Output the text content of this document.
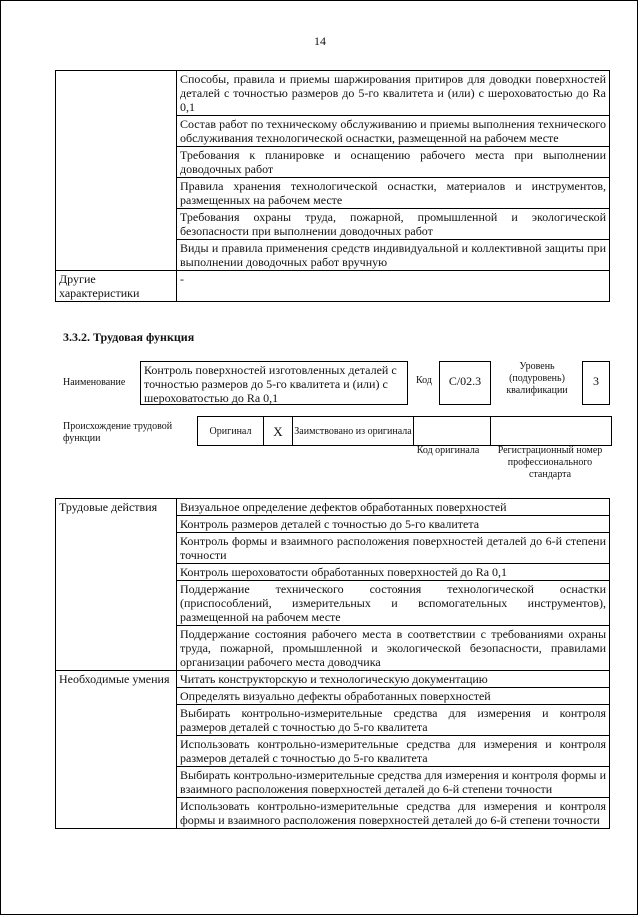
14
	Способы, правила и приемы шаржирования притиров для доводки поверхностей деталей с точностью размеров до 5-го квалитета и (или) с шероховатостью до Ra 0,1
	Состав работ по техническому обслуживанию и приемы выполнения технического обслуживания технологической оснастки, размещенной на рабочем месте
	Требования к планировке и оснащению рабочего места при выполнении доводочных работ
	Правила хранения технологической оснастки, материалов и инструментов, размещенных на рабочем месте
	Требования охраны труда, пожарной, промышленной и экологической безопасности при выполнении доводочных работ
	Виды и правила применения средств индивидуальной и коллективной защиты при выполнении доводочных работ вручную
Другие характеристики	-
3.3.2. Трудовая функция
Наименование
Контроль поверхностей изготовленных деталей с точностью размеров до 5-го квалитета и (или) с шероховатостью до Ra 0,1
Код	С/02.3
Уровень (подуровень) квалификации
3
Происхождение трудовой функции
Оригинал	X	Заимствовано из оригинала		
Код оригинала	Регистрационный номер профессионального стандарта
Трудовые действия	Визуальное определение дефектов обработанных поверхностей
	Контроль размеров деталей с точностью до 5-го квалитета
	Контроль формы и взаимного расположения поверхностей деталей до 6-й степени точности
	Контроль шероховатости обработанных поверхностей до Ra 0,1
	Поддержание технического состояния технологической оснастки (приспособлений, измерительных и вспомогательных инструментов), размещенной на рабочем месте
	Поддержание состояния рабочего места в соответствии с требованиями охраны труда, пожарной, промышленной и экологической безопасности, правилами организации рабочего места доводчика
Необходимые умения	Читать конструкторскую и технологическую документацию
	Определять визуально дефекты обработанных поверхностей
	Выбирать контрольно-измерительные средства для измерения и контроля размеров деталей с точностью до 5-го квалитета
	Использовать контрольно-измерительные средства для измерения и контроля размеров деталей с точностью до 5-го квалитета
	Выбирать контрольно-измерительные средства для измерения и контроля формы и взаимного расположения поверхностей деталей до 6-й степени точности
	Использовать контрольно-измерительные средства для измерения и контроля формы и взаимного расположения поверхностей деталей до 6-й степени точности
□ □ □
EXERCISE: From the material, report only how many lines include the word "обработанных".

FINAL RESULT: 3